## BEGIN EXTRACTED ENTRIES
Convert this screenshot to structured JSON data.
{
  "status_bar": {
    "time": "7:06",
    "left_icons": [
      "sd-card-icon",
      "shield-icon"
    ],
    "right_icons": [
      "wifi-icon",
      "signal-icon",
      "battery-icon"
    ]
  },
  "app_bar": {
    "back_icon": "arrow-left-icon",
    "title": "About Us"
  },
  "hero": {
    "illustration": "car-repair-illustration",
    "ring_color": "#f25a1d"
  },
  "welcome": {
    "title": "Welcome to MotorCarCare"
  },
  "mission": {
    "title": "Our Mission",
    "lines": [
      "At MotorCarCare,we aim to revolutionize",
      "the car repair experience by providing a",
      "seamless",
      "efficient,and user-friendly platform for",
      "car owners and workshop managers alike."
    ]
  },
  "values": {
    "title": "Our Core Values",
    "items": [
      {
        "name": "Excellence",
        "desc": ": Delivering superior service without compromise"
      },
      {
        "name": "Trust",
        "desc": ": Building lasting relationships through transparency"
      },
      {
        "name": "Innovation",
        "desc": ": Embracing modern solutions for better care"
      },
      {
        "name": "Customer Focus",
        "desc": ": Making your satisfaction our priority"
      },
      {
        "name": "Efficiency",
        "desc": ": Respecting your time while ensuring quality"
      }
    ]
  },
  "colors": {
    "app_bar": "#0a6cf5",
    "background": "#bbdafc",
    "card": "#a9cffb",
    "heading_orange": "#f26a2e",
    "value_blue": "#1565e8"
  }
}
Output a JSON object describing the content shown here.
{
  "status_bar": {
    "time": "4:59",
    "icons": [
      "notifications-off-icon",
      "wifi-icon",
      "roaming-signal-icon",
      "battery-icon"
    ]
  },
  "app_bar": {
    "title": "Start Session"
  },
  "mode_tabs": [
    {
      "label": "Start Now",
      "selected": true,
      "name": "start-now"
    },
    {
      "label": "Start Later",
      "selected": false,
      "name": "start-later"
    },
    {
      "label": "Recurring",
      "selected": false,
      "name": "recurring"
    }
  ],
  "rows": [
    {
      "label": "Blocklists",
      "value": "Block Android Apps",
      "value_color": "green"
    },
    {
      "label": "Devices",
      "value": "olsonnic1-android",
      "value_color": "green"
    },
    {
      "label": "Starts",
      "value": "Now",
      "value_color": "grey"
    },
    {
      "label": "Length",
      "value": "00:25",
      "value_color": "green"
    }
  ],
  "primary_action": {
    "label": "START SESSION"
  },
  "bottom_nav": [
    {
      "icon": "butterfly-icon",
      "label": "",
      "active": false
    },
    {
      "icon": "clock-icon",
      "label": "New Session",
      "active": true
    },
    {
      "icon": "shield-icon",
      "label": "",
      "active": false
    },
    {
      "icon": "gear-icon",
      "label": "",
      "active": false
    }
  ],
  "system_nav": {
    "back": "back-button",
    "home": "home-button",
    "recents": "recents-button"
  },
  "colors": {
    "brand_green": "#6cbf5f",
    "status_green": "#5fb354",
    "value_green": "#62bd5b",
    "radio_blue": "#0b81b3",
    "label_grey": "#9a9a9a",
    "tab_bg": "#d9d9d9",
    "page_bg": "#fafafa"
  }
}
## END EXTRACTED ENTRIES
Copy exactly, word for word, the line with "Output a JSON" through the final line of the listing.

** IN RESPONSE **
Output a JSON object describing the content shown here.
{
  "status_bar": {
    "time": "4:59",
    "icons": [
      "notifications-off-icon",
      "wifi-icon",
      "roaming-signal-icon",
      "battery-icon"
    ]
  },
  "app_bar": {
    "title": "Start Session"
  },
  "mode_tabs": [
    {
      "label": "Start Now",
      "selected": true,
      "name": "start-now"
    },
    {
      "label": "Start Later",
      "selected": false,
      "name": "start-later"
    },
    {
      "label": "Recurring",
      "selected": false,
      "name": "recurring"
    }
  ],
  "rows": [
    {
      "label": "Blocklists",
      "value": "Block Android Apps",
      "value_color": "green"
    },
    {
      "label": "Devices",
      "value": "olsonnic1-android",
      "value_color": "green"
    },
    {
      "label": "Starts",
      "value": "Now",
      "value_color": "grey"
    },
    {
      "label": "Length",
      "value": "00:25",
      "value_color": "green"
    }
  ],
  "primary_action": {
    "label": "START SESSION"
  },
  "bottom_nav": [
    {
      "icon": "butterfly-icon",
      "label": "",
      "active": false
    },
    {
      "icon": "clock-icon",
      "label": "New Session",
      "active": true
    },
    {
      "icon": "shield-icon",
      "label": "",
      "active": false
    },
    {
      "icon": "gear-icon",
      "label": "",
      "active": false
    }
  ],
  "system_nav": {
    "back": "back-button",
    "home": "home-button",
    "recents": "recents-button"
  },
  "colors": {
    "brand_green": "#6cbf5f",
    "status_green": "#5fb354",
    "value_green": "#62bd5b",
    "radio_blue": "#0b81b3",
    "label_grey": "#9a9a9a",
    "tab_bg": "#d9d9d9",
    "page_bg": "#fafafa"
  }
}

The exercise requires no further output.